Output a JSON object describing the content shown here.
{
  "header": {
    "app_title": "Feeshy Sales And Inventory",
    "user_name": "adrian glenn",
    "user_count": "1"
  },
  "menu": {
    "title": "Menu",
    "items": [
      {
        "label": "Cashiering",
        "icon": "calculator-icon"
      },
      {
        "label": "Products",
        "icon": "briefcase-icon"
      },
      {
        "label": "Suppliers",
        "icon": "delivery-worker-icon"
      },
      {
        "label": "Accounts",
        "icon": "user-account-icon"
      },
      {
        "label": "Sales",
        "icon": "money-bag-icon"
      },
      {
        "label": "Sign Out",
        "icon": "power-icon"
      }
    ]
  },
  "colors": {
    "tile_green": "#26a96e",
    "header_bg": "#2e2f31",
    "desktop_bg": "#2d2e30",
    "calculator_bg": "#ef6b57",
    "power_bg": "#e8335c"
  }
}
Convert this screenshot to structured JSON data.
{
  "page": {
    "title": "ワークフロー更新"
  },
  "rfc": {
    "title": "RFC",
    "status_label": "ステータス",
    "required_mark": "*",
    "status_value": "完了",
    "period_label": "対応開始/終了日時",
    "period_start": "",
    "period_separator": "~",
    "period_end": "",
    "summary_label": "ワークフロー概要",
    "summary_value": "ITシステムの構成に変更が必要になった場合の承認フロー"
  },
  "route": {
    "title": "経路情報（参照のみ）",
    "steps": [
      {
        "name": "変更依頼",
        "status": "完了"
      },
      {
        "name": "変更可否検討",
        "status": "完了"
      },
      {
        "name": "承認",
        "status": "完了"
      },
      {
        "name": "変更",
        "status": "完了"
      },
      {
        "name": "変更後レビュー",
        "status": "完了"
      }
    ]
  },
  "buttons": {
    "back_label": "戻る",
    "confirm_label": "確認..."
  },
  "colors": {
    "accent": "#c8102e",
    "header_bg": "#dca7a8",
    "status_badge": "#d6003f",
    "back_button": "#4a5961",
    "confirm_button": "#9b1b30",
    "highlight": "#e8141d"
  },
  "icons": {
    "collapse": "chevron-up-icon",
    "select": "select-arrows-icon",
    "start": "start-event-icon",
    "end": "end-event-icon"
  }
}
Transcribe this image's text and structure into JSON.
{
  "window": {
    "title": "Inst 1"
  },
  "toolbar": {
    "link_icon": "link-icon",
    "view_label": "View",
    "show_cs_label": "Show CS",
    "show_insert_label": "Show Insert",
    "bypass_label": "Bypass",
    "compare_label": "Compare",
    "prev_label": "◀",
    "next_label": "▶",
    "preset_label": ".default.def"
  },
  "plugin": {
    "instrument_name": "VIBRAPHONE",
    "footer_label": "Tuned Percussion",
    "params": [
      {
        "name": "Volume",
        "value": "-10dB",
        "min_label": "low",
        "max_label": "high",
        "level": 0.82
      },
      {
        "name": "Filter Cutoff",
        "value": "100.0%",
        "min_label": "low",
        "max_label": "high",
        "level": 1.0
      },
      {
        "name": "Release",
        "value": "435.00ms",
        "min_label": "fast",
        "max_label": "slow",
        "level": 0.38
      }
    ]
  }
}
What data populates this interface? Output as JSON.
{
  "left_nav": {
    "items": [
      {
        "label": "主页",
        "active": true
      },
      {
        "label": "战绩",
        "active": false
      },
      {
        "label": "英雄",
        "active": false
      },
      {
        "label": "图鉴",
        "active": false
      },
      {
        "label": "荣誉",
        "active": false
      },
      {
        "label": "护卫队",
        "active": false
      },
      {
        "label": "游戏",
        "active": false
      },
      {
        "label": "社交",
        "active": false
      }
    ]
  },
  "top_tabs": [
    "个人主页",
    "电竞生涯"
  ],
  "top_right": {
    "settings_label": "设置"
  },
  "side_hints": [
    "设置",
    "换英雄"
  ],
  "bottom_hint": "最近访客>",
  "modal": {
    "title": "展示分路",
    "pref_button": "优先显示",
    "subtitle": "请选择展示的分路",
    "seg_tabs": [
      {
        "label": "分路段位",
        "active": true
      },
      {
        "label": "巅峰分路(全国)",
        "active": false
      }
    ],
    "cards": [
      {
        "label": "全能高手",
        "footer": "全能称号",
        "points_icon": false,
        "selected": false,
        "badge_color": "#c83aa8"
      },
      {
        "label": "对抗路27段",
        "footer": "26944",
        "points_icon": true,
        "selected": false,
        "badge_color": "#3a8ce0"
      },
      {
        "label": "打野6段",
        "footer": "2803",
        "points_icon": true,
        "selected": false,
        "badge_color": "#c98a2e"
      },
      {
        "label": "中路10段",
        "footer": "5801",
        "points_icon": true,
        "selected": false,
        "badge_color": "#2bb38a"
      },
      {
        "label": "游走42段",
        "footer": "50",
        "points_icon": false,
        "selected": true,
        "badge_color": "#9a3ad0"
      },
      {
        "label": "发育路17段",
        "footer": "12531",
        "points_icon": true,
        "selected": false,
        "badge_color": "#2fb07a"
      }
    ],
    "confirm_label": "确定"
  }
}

To do: Among the lines of the data, identify those with the word "this". Copy each of them.

Result below:
Convert this screenshot to structured JSON data.
Transcribe this image's text and structure into JSON.
What data populates this interface? Output as JSON.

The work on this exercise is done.